■ **The exercise**: Extract the text of each entry below exactly, leaving every image behind.
:: Provided records ::
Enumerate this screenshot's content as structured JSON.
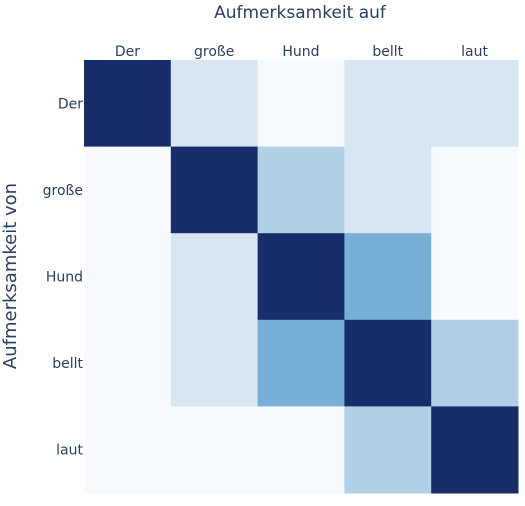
{
  "chart_data": {
    "type": "heatmap",
    "title": "Aufmerksamkeit auf",
    "ylabel": "Aufmerksamkeit von",
    "x_categories": [
      "Der",
      "große",
      "Hund",
      "bellt",
      "laut"
    ],
    "y_categories": [
      "Der",
      "große",
      "Hund",
      "bellt",
      "laut"
    ],
    "x_axis_position": "top",
    "values": [
      [
        0.9,
        0.1,
        0.0,
        0.1,
        0.1
      ],
      [
        0.0,
        0.9,
        0.2,
        0.1,
        0.0
      ],
      [
        0.0,
        0.1,
        0.9,
        0.35,
        0.0
      ],
      [
        0.0,
        0.1,
        0.35,
        0.9,
        0.2
      ],
      [
        0.0,
        0.0,
        0.0,
        0.2,
        0.9
      ]
    ],
    "value_range": [
      0,
      0.9
    ],
    "colorscale": "Blues",
    "colors": {
      "lowest": "#f7fbff",
      "low": "#d8e6f4",
      "medium_low": "#b2d0e6",
      "medium": "#78afd7",
      "highest": "#172e6b"
    },
    "grid": false,
    "legend": "none"
  }
}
:::
■ **The completed task**:
Enumerate this screenshot's content as structured JSON.
{
  "chart_data": {
    "type": "heatmap",
    "title": "Aufmerksamkeit auf",
    "ylabel": "Aufmerksamkeit von",
    "x_categories": [
      "Der",
      "große",
      "Hund",
      "bellt",
      "laut"
    ],
    "y_categories": [
      "Der",
      "große",
      "Hund",
      "bellt",
      "laut"
    ],
    "x_axis_position": "top",
    "values": [
      [
        0.9,
        0.1,
        0.0,
        0.1,
        0.1
      ],
      [
        0.0,
        0.9,
        0.2,
        0.1,
        0.0
      ],
      [
        0.0,
        0.1,
        0.9,
        0.35,
        0.0
      ],
      [
        0.0,
        0.1,
        0.35,
        0.9,
        0.2
      ],
      [
        0.0,
        0.0,
        0.0,
        0.2,
        0.9
      ]
    ],
    "value_range": [
      0,
      0.9
    ],
    "colorscale": "Blues",
    "colors": {
      "lowest": "#f7fbff",
      "low": "#d8e6f4",
      "medium_low": "#b2d0e6",
      "medium": "#78afd7",
      "highest": "#172e6b"
    },
    "grid": false,
    "legend": "none"
  }
}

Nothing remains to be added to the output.